• Task brief: Reproduce each line exactly.

• Materials provided:
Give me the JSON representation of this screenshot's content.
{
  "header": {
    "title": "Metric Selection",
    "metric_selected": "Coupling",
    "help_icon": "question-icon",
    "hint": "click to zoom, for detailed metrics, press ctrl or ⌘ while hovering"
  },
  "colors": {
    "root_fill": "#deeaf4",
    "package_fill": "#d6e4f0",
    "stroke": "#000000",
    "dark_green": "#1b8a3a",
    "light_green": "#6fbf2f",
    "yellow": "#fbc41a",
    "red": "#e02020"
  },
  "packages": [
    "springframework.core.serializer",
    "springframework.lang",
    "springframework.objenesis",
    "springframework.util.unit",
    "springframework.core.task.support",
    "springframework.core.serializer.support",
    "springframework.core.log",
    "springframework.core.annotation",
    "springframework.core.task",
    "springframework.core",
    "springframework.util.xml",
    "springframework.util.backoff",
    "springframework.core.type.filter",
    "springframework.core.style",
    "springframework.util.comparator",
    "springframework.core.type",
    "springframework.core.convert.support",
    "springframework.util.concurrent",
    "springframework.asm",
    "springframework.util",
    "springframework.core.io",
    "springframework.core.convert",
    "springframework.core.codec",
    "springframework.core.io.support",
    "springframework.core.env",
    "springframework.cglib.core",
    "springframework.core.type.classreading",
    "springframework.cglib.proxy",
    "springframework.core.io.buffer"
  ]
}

• Full output:
Give me the JSON representation of this screenshot's content.
{
  "header": {
    "title": "Metric Selection",
    "metric_selected": "Coupling",
    "help_icon": "question-icon",
    "hint": "click to zoom, for detailed metrics, press ctrl or ⌘ while hovering"
  },
  "colors": {
    "root_fill": "#deeaf4",
    "package_fill": "#d6e4f0",
    "stroke": "#000000",
    "dark_green": "#1b8a3a",
    "light_green": "#6fbf2f",
    "yellow": "#fbc41a",
    "red": "#e02020"
  },
  "packages": [
    "springframework.core.serializer",
    "springframework.lang",
    "springframework.objenesis",
    "springframework.util.unit",
    "springframework.core.task.support",
    "springframework.core.serializer.support",
    "springframework.core.log",
    "springframework.core.annotation",
    "springframework.core.task",
    "springframework.core",
    "springframework.util.xml",
    "springframework.util.backoff",
    "springframework.core.type.filter",
    "springframework.core.style",
    "springframework.util.comparator",
    "springframework.core.type",
    "springframework.core.convert.support",
    "springframework.util.concurrent",
    "springframework.asm",
    "springframework.util",
    "springframework.core.io",
    "springframework.core.convert",
    "springframework.core.codec",
    "springframework.core.io.support",
    "springframework.core.env",
    "springframework.cglib.core",
    "springframework.core.type.classreading",
    "springframework.cglib.proxy",
    "springframework.core.io.buffer"
  ]
}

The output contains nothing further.